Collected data
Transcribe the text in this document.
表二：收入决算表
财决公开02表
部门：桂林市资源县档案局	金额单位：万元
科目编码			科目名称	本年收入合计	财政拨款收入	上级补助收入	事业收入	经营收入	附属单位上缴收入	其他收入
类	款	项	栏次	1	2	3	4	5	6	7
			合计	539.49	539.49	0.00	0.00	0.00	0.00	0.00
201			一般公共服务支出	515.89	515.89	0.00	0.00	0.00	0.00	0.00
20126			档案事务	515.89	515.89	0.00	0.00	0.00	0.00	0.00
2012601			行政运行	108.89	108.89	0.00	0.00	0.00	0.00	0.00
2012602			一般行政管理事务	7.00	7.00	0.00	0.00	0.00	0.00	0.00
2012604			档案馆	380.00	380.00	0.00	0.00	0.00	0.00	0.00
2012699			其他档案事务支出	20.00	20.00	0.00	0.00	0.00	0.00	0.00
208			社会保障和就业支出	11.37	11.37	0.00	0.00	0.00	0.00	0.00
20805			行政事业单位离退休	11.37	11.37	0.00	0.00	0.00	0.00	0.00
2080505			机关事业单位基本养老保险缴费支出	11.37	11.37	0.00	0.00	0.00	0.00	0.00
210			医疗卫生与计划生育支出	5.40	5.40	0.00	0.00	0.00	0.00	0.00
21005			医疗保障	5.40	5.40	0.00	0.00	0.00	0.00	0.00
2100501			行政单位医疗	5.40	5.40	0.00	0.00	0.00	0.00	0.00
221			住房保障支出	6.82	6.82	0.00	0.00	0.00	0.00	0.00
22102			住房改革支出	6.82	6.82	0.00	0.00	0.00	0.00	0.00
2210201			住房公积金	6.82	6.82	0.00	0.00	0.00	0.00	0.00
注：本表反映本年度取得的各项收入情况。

* [GIVEN TASK]: Restate each entry exactly, skipping none.

* [PROBLEM SOLUTION]:
Transcribe the text in this document.
表二：收入决算表
财决公开02表
部门：桂林市资源县档案局	金额单位：万元
科目编码			科目名称	本年收入合计	财政拨款收入	上级补助收入	事业收入	经营收入	附属单位上缴收入	其他收入
类	款	项	栏次	1	2	3	4	5	6	7
			合计	539.49	539.49	0.00	0.00	0.00	0.00	0.00
201			一般公共服务支出	515.89	515.89	0.00	0.00	0.00	0.00	0.00
20126			档案事务	515.89	515.89	0.00	0.00	0.00	0.00	0.00
2012601			行政运行	108.89	108.89	0.00	0.00	0.00	0.00	0.00
2012602			一般行政管理事务	7.00	7.00	0.00	0.00	0.00	0.00	0.00
2012604			档案馆	380.00	380.00	0.00	0.00	0.00	0.00	0.00
2012699			其他档案事务支出	20.00	20.00	0.00	0.00	0.00	0.00	0.00
208			社会保障和就业支出	11.37	11.37	0.00	0.00	0.00	0.00	0.00
20805			行政事业单位离退休	11.37	11.37	0.00	0.00	0.00	0.00	0.00
2080505			机关事业单位基本养老保险缴费支出	11.37	11.37	0.00	0.00	0.00	0.00	0.00
210			医疗卫生与计划生育支出	5.40	5.40	0.00	0.00	0.00	0.00	0.00
21005			医疗保障	5.40	5.40	0.00	0.00	0.00	0.00	0.00
2100501			行政单位医疗	5.40	5.40	0.00	0.00	0.00	0.00	0.00
221			住房保障支出	6.82	6.82	0.00	0.00	0.00	0.00	0.00
22102			住房改革支出	6.82	6.82	0.00	0.00	0.00	0.00	0.00
2210201			住房公积金	6.82	6.82	0.00	0.00	0.00	0.00	0.00
注：本表反映本年度取得的各项收入情况。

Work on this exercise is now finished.